Your objective: Count how many lines mention the word "plusieurs". Write that number alone.

Given data:
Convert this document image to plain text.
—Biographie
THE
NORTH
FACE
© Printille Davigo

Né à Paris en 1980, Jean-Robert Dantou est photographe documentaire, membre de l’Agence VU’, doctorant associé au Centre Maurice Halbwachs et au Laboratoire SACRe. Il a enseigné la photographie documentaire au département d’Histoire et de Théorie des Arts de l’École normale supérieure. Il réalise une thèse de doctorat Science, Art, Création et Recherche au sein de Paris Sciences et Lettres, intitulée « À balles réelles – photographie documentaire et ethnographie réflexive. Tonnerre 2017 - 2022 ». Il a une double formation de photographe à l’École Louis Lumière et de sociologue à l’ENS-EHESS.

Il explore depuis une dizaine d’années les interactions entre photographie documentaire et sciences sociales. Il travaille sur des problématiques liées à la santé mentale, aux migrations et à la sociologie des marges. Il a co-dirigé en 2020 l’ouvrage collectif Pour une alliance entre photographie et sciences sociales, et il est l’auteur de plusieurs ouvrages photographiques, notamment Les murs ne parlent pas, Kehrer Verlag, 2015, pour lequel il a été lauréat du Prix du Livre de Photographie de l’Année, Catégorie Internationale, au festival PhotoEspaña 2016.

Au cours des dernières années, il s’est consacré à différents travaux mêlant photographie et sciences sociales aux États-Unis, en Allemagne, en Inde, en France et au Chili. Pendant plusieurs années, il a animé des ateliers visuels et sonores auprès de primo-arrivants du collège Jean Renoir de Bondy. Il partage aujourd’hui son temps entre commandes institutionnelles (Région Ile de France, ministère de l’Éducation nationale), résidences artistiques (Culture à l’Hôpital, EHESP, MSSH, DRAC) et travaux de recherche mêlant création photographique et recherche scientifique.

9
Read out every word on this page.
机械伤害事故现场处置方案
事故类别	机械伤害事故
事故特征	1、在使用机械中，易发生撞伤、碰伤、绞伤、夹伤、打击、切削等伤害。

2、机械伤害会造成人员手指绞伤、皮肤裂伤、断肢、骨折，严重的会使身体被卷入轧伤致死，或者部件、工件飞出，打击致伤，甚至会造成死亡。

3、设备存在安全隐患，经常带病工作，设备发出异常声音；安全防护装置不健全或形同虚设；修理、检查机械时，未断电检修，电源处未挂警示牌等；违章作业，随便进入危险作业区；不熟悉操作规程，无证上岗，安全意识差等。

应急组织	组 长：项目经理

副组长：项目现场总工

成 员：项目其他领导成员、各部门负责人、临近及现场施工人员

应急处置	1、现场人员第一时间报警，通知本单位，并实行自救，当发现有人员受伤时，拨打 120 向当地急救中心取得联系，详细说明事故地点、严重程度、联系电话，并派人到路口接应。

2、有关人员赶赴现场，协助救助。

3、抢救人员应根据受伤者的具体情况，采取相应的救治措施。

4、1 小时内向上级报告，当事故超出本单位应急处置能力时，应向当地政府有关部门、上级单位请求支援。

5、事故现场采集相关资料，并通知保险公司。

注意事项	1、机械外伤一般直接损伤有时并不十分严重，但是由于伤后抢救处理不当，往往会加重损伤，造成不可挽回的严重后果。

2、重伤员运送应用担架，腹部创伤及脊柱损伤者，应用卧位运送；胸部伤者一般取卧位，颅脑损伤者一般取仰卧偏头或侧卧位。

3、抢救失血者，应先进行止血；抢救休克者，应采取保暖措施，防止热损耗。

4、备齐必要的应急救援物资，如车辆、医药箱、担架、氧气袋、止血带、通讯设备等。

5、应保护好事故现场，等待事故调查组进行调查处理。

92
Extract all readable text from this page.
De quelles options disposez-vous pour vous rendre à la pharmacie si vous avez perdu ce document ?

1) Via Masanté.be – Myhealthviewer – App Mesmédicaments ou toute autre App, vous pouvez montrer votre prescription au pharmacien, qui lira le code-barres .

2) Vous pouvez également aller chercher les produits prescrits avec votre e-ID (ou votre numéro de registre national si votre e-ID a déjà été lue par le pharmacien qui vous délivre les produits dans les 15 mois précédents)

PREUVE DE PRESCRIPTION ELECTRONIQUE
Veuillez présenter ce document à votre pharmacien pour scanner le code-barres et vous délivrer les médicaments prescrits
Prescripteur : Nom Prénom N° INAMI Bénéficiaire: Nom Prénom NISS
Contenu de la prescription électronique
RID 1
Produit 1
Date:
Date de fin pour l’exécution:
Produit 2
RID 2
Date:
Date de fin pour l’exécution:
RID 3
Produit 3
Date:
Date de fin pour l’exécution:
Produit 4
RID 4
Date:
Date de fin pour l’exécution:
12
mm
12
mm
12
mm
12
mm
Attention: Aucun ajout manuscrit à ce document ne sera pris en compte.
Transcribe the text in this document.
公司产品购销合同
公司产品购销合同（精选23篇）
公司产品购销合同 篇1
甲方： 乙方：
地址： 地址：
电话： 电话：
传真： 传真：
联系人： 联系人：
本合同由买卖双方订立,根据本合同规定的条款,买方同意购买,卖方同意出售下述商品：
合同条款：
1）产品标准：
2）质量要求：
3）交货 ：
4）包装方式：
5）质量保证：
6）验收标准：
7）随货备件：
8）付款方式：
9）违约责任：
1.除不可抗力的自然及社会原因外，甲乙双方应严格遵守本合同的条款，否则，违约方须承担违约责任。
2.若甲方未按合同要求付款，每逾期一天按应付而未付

Correct response: 2